_Set task_. Convert every line of the entries below into a JSON list of strings, one string per line, omitting blank lines and the picture lines.

_Stored records_.

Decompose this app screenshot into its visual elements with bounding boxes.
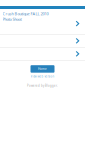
button[interactable]: Home [30, 65, 54, 73]
staticText: Home [38, 67, 47, 71]
staticText: View web version [30, 75, 54, 78]
button[interactable]: Open post [0, 35, 85, 47]
staticText: Crush Boutique FALL 2010 Photo Shoot [2, 11, 48, 22]
staticText: Powered by Blogger. [27, 84, 58, 87]
button[interactable]: Open post [0, 48, 85, 60]
button[interactable]: Crush Boutique FALL 2010 Photo Shoot [0, 9, 85, 34]
button[interactable]: View web version [30, 75, 54, 78]
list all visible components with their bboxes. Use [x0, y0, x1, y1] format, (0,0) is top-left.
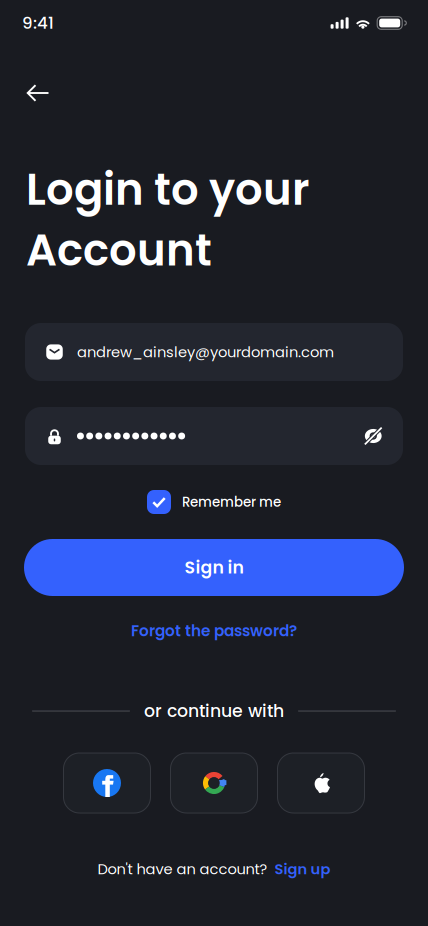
button[interactable]: Sign in: [24, 539, 404, 596]
staticText: Sign up: [274, 859, 330, 879]
staticText: Don't have an account?: [98, 859, 268, 879]
staticText: Remember me: [182, 493, 281, 511]
button[interactable]: Forgot the password?: [121, 614, 307, 648]
button[interactable]: Remember me: [147, 490, 281, 514]
staticText: Login to your Account: [26, 159, 310, 281]
button[interactable]: Show password: [364, 423, 382, 449]
button[interactable]: Continue with Facebook: [64, 753, 150, 813]
staticText: Sign in: [184, 555, 244, 580]
staticText: or continue with: [144, 699, 284, 723]
staticText: Forgot the password?: [131, 620, 297, 642]
button[interactable]: Sign up: [274, 859, 330, 879]
button[interactable]: Back: [16, 71, 60, 115]
staticText: 9:41: [22, 11, 54, 35]
staticText: andrew_ainsley@yourdomain.com: [77, 342, 334, 362]
button[interactable]: Continue with Apple: [278, 753, 364, 813]
button[interactable]: Continue with Google: [170, 753, 258, 813]
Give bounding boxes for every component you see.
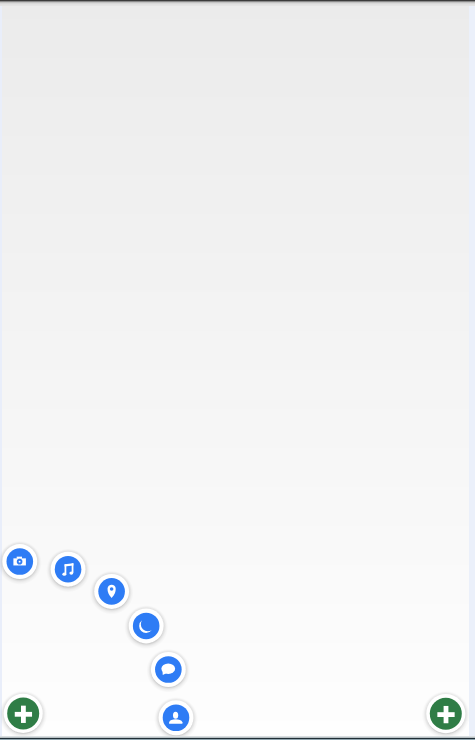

_Answer for this exercise_.
[
  "Decompose this app screenshot into its visual elements with bounding boxes.",
  "button[interactable]: Home [30, 65, 54, 73]",
  "staticText: Home [38, 67, 47, 71]",
  "staticText: View web version [30, 75, 54, 78]",
  "button[interactable]: Open post [0, 35, 85, 47]",
  "staticText: Crush Boutique FALL 2010 Photo Shoot [2, 11, 48, 22]",
  "staticText: Powered by Blogger. [27, 84, 58, 87]",
  "button[interactable]: Open post [0, 48, 85, 60]",
  "button[interactable]: Crush Boutique FALL 2010 Photo Shoot [0, 9, 85, 34]",
  "button[interactable]: View web version [30, 75, 54, 78]",
  "list all visible components with their bboxes. Use [x0, y0, x1, y1] format, (0,0) is top-left.",
  "button[interactable]: Sign in: [24, 539, 404, 596]",
  "staticText: Sign up: [274, 859, 330, 879]",
  "staticText: Don't have an account?: [98, 859, 268, 879]",
  "staticText: Remember me: [182, 493, 281, 511]",
  "button[interactable]: Forgot the password?: [121, 614, 307, 648]",
  "button[interactable]: Remember me: [147, 490, 281, 514]",
  "staticText: Login to your Account: [26, 159, 310, 281]",
  "button[interactable]: Show password: [364, 423, 382, 449]",
  "button[interactable]: Continue with Facebook: [64, 753, 150, 813]",
  "staticText: Sign in: [184, 555, 244, 580]",
  "staticText: or continue with: [144, 699, 284, 723]",
  "staticText: Forgot the password?: [131, 620, 297, 642]",
  "button[interactable]: Sign up: [274, 859, 330, 879]",
  "button[interactable]: Back: [16, 71, 60, 115]",
  "staticText: 9:41: [22, 11, 54, 35]",
  "staticText: andrew_ainsley@yourdomain.com: [77, 342, 334, 362]",
  "button[interactable]: Continue with Apple: [278, 753, 364, 813]",
  "button[interactable]: Continue with Google: [170, 753, 258, 813]",
  "Give bounding boxes for every component you see."
]